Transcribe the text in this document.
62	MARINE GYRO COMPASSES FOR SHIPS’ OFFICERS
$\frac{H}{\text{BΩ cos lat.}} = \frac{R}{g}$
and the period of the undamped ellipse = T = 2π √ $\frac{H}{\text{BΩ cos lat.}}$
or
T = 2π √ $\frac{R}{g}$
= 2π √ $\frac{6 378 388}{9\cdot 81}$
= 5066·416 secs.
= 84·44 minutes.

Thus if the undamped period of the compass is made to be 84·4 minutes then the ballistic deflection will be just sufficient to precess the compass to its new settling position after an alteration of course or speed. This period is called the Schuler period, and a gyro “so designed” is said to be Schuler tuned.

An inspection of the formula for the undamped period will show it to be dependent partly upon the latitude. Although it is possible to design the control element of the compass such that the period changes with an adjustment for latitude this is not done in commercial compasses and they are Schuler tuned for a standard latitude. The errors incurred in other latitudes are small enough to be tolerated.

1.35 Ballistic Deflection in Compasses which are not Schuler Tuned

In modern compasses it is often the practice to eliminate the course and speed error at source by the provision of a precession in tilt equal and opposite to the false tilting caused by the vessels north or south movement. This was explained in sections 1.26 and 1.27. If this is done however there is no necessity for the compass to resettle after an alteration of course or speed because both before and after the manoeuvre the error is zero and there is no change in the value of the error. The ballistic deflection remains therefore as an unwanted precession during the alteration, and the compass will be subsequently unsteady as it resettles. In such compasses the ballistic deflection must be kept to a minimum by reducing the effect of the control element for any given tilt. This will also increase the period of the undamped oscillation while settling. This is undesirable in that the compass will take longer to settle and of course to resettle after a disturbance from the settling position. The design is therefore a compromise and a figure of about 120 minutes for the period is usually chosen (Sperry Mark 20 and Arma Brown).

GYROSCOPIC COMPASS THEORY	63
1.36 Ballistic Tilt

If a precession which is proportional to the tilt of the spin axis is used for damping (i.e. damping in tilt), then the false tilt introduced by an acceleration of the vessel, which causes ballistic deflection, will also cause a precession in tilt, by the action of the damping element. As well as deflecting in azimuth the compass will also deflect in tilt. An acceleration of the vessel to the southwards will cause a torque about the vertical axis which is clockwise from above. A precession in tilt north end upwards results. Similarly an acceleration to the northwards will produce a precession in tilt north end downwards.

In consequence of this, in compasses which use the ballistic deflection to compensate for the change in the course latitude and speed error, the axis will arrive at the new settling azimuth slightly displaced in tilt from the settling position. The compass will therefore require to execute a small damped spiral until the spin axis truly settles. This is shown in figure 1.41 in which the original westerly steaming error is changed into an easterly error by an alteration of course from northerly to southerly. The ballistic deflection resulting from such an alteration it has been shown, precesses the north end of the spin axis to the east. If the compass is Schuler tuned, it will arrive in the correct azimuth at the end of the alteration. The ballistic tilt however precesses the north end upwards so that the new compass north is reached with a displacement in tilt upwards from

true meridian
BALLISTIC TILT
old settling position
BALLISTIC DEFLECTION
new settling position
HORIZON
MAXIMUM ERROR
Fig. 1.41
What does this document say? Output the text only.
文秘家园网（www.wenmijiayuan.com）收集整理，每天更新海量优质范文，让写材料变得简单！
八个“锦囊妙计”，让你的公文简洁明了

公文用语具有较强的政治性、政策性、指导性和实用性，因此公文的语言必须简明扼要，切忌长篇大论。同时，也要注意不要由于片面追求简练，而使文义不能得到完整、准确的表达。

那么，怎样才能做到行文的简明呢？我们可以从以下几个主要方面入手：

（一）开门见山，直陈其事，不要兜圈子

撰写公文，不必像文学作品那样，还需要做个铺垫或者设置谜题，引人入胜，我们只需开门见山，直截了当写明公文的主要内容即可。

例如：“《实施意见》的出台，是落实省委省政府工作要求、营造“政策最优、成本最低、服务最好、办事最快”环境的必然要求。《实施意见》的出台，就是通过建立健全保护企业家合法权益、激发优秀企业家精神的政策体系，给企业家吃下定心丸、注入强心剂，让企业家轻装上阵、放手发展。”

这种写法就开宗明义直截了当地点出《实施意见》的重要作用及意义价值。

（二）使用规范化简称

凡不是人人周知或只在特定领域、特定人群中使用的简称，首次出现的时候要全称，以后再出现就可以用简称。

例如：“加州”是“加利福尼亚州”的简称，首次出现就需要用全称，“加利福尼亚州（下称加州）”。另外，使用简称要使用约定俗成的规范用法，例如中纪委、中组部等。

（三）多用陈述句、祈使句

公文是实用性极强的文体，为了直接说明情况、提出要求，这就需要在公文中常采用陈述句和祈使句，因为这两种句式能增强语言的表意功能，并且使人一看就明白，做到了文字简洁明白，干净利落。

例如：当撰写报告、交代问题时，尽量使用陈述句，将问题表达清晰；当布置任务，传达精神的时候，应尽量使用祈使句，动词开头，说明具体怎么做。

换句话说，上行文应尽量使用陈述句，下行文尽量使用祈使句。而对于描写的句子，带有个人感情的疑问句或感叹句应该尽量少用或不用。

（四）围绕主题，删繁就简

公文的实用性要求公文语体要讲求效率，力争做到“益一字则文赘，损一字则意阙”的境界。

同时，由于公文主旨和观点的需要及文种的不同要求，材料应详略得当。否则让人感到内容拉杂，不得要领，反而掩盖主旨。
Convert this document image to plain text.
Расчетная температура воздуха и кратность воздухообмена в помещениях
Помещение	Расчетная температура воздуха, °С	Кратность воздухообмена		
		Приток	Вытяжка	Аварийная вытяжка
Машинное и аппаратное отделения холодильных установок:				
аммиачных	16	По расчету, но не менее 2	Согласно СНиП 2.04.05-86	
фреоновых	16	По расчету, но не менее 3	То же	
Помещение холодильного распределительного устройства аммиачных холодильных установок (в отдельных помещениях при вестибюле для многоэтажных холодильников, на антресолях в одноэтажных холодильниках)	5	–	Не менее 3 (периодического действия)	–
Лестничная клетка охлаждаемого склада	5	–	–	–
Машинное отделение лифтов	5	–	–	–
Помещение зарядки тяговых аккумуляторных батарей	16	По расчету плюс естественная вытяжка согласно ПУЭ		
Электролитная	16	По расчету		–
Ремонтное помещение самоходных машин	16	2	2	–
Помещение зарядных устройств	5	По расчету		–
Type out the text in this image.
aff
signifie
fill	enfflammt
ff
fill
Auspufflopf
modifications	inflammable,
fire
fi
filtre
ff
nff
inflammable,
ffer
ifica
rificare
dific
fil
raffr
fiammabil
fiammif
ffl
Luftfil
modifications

■ Exercise
Only those lines running from the one containing "Convert this document image to plain text." through the last line of the data above are to be copied, exactly, with both ends included.

■ Response to this task
Convert this document image to plain text.
Расчетная температура воздуха и кратность воздухообмена в помещениях
Помещение	Расчетная температура воздуха, °С	Кратность воздухообмена		
		Приток	Вытяжка	Аварийная вытяжка
Машинное и аппаратное отделения холодильных установок:				
аммиачных	16	По расчету, но не менее 2	Согласно СНиП 2.04.05-86	
фреоновых	16	По расчету, но не менее 3	То же	
Помещение холодильного распределительного устройства аммиачных холодильных установок (в отдельных помещениях при вестибюле для многоэтажных холодильников, на антресолях в одноэтажных холодильниках)	5	–	Не менее 3 (периодического действия)	–
Лестничная клетка охлаждаемого склада	5	–	–	–
Машинное отделение лифтов	5	–	–	–
Помещение зарядки тяговых аккумуляторных батарей	16	По расчету плюс естественная вытяжка согласно ПУЭ		
Электролитная	16	По расчету		–
Ремонтное помещение самоходных машин	16	2	2	–
Помещение зарядных устройств	5	По расчету		–
Type out the text in this image.
aff
signifie
fill	enfflammt
ff
fill
Auspufflopf
modifications	inflammable,
fire
fi
filtre
ff
nff
inflammable,
ffer
ifica
rificare
dific
fil
raffr
fiammabil
fiammif
ffl
Luftfil
modifications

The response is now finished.